Work instructions >> Rewrite the entries below, replacing every "bbc-logo-letter" with "logo-character" and leaving everything else unchanged.

begin

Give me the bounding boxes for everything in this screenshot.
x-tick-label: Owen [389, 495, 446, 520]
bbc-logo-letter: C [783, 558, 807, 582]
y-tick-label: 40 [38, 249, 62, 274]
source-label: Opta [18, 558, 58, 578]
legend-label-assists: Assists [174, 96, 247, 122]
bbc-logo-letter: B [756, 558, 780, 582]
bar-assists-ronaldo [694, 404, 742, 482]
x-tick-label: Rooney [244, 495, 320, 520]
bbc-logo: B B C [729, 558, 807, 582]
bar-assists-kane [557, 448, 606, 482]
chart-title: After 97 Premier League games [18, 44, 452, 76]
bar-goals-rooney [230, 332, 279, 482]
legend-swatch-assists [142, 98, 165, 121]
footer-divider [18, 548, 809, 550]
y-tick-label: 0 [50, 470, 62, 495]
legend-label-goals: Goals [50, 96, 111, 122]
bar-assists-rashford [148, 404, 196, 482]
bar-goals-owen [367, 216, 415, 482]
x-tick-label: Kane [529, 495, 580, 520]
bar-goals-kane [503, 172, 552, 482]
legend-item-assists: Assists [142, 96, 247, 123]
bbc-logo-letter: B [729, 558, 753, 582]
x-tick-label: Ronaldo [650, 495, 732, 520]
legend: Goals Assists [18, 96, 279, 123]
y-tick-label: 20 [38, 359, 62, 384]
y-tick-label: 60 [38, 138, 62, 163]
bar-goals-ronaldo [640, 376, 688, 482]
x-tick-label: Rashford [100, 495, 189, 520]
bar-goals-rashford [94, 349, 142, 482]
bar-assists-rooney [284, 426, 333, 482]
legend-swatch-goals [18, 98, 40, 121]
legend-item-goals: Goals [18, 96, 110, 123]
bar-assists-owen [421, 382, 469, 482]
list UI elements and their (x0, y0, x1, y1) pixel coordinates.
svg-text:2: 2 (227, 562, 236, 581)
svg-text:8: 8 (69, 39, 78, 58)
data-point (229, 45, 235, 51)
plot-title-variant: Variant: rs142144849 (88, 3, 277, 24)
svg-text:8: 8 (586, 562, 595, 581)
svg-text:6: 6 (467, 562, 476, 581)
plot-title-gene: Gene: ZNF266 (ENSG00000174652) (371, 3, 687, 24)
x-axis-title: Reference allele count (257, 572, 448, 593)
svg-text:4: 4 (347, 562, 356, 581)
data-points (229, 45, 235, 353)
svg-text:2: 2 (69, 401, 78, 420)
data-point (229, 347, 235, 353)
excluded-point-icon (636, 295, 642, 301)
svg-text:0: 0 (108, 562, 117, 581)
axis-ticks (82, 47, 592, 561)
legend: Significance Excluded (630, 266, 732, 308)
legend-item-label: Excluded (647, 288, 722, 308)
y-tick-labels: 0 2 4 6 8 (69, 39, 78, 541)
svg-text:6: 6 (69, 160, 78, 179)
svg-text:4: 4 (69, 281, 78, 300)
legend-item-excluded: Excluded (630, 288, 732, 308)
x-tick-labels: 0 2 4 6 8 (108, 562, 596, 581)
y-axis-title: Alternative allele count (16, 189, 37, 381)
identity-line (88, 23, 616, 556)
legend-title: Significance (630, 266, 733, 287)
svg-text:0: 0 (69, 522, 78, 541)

end

Output for this task >>
Give me the bounding boxes for everything in this screenshot.
x-tick-label: Owen [389, 495, 446, 520]
logo-character: C [783, 558, 807, 582]
y-tick-label: 40 [38, 249, 62, 274]
source-label: Opta [18, 558, 58, 578]
legend-label-assists: Assists [174, 96, 247, 122]
logo-character: B [756, 558, 780, 582]
bar-assists-ronaldo [694, 404, 742, 482]
x-tick-label: Rooney [244, 495, 320, 520]
bbc-logo: B B C [729, 558, 807, 582]
bar-assists-kane [557, 448, 606, 482]
chart-title: After 97 Premier League games [18, 44, 452, 76]
bar-goals-rooney [230, 332, 279, 482]
legend-swatch-assists [142, 98, 165, 121]
footer-divider [18, 548, 809, 550]
y-tick-label: 0 [50, 470, 62, 495]
legend-label-goals: Goals [50, 96, 111, 122]
bar-assists-rashford [148, 404, 196, 482]
bar-goals-owen [367, 216, 415, 482]
x-tick-label: Kane [529, 495, 580, 520]
bar-goals-kane [503, 172, 552, 482]
legend-item-assists: Assists [142, 96, 247, 123]
logo-character: B [729, 558, 753, 582]
x-tick-label: Ronaldo [650, 495, 732, 520]
legend: Goals Assists [18, 96, 279, 123]
y-tick-label: 20 [38, 359, 62, 384]
y-tick-label: 60 [38, 138, 62, 163]
bar-goals-ronaldo [640, 376, 688, 482]
x-tick-label: Rashford [100, 495, 189, 520]
bar-goals-rashford [94, 349, 142, 482]
bar-assists-rooney [284, 426, 333, 482]
legend-swatch-goals [18, 98, 40, 121]
legend-item-goals: Goals [18, 96, 110, 123]
bar-assists-owen [421, 382, 469, 482]
list UI elements and their (x0, y0, x1, y1) pixel coordinates.
svg-text:2: 2 (227, 562, 236, 581)
svg-text:8: 8 (69, 39, 78, 58)
data-point (229, 45, 235, 51)
plot-title-variant: Variant: rs142144849 (88, 3, 277, 24)
svg-text:8: 8 (586, 562, 595, 581)
svg-text:6: 6 (467, 562, 476, 581)
plot-title-gene: Gene: ZNF266 (ENSG00000174652) (371, 3, 687, 24)
x-axis-title: Reference allele count (257, 572, 448, 593)
svg-text:4: 4 (347, 562, 356, 581)
data-points (229, 45, 235, 353)
svg-text:2: 2 (69, 401, 78, 420)
data-point (229, 347, 235, 353)
excluded-point-icon (636, 295, 642, 301)
svg-text:0: 0 (108, 562, 117, 581)
axis-ticks (82, 47, 592, 561)
legend: Significance Excluded (630, 266, 732, 308)
legend-item-label: Excluded (647, 288, 722, 308)
y-tick-labels: 0 2 4 6 8 (69, 39, 78, 541)
svg-text:6: 6 (69, 160, 78, 179)
svg-text:4: 4 (69, 281, 78, 300)
legend-item-excluded: Excluded (630, 288, 732, 308)
x-tick-labels: 0 2 4 6 8 (108, 562, 596, 581)
y-axis-title: Alternative allele count (16, 189, 37, 381)
identity-line (88, 23, 616, 556)
legend-title: Significance (630, 266, 733, 287)
svg-text:0: 0 (69, 522, 78, 541)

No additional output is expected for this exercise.